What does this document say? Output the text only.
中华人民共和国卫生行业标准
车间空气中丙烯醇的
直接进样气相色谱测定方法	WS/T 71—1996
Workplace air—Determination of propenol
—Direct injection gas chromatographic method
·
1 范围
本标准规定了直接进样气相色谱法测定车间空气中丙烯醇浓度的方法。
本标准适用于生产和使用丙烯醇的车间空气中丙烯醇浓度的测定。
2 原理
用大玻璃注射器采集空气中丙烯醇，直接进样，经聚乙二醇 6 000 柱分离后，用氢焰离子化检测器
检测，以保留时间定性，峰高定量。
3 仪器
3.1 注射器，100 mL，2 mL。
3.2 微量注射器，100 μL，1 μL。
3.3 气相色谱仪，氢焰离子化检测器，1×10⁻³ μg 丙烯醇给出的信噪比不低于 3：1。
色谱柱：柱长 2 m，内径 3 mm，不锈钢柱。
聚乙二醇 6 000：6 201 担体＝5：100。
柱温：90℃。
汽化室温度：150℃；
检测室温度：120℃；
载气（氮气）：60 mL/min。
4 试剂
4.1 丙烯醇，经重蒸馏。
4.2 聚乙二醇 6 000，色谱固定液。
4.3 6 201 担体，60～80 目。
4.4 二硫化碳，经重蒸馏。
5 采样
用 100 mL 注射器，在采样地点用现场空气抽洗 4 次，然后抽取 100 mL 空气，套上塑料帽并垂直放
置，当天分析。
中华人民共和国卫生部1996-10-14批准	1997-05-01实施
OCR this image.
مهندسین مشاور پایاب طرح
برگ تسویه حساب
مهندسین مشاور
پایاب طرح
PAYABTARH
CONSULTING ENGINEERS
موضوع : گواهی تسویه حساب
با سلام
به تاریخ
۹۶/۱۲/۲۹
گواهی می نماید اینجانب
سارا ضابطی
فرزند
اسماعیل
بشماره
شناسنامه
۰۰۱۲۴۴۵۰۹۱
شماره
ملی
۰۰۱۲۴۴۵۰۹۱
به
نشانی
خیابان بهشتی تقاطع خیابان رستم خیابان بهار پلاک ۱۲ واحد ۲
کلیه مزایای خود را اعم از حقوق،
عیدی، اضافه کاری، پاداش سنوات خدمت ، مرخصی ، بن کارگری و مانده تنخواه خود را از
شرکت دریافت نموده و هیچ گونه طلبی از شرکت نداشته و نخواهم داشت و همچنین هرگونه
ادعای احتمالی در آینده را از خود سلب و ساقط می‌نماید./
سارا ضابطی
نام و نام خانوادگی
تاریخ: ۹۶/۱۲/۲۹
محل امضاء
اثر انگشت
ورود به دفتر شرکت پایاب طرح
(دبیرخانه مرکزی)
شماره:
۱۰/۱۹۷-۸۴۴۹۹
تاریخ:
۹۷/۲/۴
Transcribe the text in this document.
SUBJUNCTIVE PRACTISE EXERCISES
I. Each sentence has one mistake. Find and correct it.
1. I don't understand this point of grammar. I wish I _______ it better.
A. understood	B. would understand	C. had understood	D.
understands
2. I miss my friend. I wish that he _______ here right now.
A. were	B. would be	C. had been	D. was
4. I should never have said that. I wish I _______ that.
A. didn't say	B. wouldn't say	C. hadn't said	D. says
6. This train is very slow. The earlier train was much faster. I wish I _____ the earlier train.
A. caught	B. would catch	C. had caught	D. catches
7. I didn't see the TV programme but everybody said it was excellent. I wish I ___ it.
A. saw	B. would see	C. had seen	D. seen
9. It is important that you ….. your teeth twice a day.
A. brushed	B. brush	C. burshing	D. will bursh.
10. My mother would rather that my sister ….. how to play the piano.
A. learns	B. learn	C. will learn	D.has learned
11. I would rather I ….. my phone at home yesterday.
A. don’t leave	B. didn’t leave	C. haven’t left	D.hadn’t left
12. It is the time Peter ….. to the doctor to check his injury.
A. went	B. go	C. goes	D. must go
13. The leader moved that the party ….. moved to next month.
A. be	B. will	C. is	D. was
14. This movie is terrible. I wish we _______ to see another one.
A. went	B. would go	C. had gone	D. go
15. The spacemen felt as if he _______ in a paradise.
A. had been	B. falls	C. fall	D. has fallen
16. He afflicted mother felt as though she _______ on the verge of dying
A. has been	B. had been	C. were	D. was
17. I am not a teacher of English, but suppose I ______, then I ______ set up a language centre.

### Short exercise
Take the entries above and transcribe them exactly.

### Answer in full
What does this document say? Output the text only.
中华人民共和国卫生行业标准
车间空气中丙烯醇的
直接进样气相色谱测定方法	WS/T 71—1996
Workplace air—Determination of propenol
—Direct injection gas chromatographic method
·
1 范围
本标准规定了直接进样气相色谱法测定车间空气中丙烯醇浓度的方法。
本标准适用于生产和使用丙烯醇的车间空气中丙烯醇浓度的测定。
2 原理
用大玻璃注射器采集空气中丙烯醇，直接进样，经聚乙二醇 6 000 柱分离后，用氢焰离子化检测器
检测，以保留时间定性，峰高定量。
3 仪器
3.1 注射器，100 mL，2 mL。
3.2 微量注射器，100 μL，1 μL。
3.3 气相色谱仪，氢焰离子化检测器，1×10⁻³ μg 丙烯醇给出的信噪比不低于 3：1。
色谱柱：柱长 2 m，内径 3 mm，不锈钢柱。
聚乙二醇 6 000：6 201 担体＝5：100。
柱温：90℃。
汽化室温度：150℃；
检测室温度：120℃；
载气（氮气）：60 mL/min。
4 试剂
4.1 丙烯醇，经重蒸馏。
4.2 聚乙二醇 6 000，色谱固定液。
4.3 6 201 担体，60～80 目。
4.4 二硫化碳，经重蒸馏。
5 采样
用 100 mL 注射器，在采样地点用现场空气抽洗 4 次，然后抽取 100 mL 空气，套上塑料帽并垂直放
置，当天分析。
中华人民共和国卫生部1996-10-14批准	1997-05-01实施
OCR this image.
مهندسین مشاور پایاب طرح
برگ تسویه حساب
مهندسین مشاور
پایاب طرح
PAYABTARH
CONSULTING ENGINEERS
موضوع : گواهی تسویه حساب
با سلام
به تاریخ
۹۶/۱۲/۲۹
گواهی می نماید اینجانب
سارا ضابطی
فرزند
اسماعیل
بشماره
شناسنامه
۰۰۱۲۴۴۵۰۹۱
شماره
ملی
۰۰۱۲۴۴۵۰۹۱
به
نشانی
خیابان بهشتی تقاطع خیابان رستم خیابان بهار پلاک ۱۲ واحد ۲
کلیه مزایای خود را اعم از حقوق،
عیدی، اضافه کاری، پاداش سنوات خدمت ، مرخصی ، بن کارگری و مانده تنخواه خود را از
شرکت دریافت نموده و هیچ گونه طلبی از شرکت نداشته و نخواهم داشت و همچنین هرگونه
ادعای احتمالی در آینده را از خود سلب و ساقط می‌نماید./
سارا ضابطی
نام و نام خانوادگی
تاریخ: ۹۶/۱۲/۲۹
محل امضاء
اثر انگشت
ورود به دفتر شرکت پایاب طرح
(دبیرخانه مرکزی)
شماره:
۱۰/۱۹۷-۸۴۴۹۹
تاریخ:
۹۷/۲/۴
Transcribe the text in this document.
SUBJUNCTIVE PRACTISE EXERCISES
I. Each sentence has one mistake. Find and correct it.
1. I don't understand this point of grammar. I wish I _______ it better.
A. understood	B. would understand	C. had understood	D.
understands
2. I miss my friend. I wish that he _______ here right now.
A. were	B. would be	C. had been	D. was
4. I should never have said that. I wish I _______ that.
A. didn't say	B. wouldn't say	C. hadn't said	D. says
6. This train is very slow. The earlier train was much faster. I wish I _____ the earlier train.
A. caught	B. would catch	C. had caught	D. catches
7. I didn't see the TV programme but everybody said it was excellent. I wish I ___ it.
A. saw	B. would see	C. had seen	D. seen
9. It is important that you ….. your teeth twice a day.
A. brushed	B. brush	C. burshing	D. will bursh.
10. My mother would rather that my sister ….. how to play the piano.
A. learns	B. learn	C. will learn	D.has learned
11. I would rather I ….. my phone at home yesterday.
A. don’t leave	B. didn’t leave	C. haven’t left	D.hadn’t left
12. It is the time Peter ….. to the doctor to check his injury.
A. went	B. go	C. goes	D. must go
13. The leader moved that the party ….. moved to next month.
A. be	B. will	C. is	D. was
14. This movie is terrible. I wish we _______ to see another one.
A. went	B. would go	C. had gone	D. go
15. The spacemen felt as if he _______ in a paradise.
A. had been	B. falls	C. fall	D. has fallen
16. He afflicted mother felt as though she _______ on the verge of dying
A. has been	B. had been	C. were	D. was
17. I am not a teacher of English, but suppose I ______, then I ______ set up a language centre.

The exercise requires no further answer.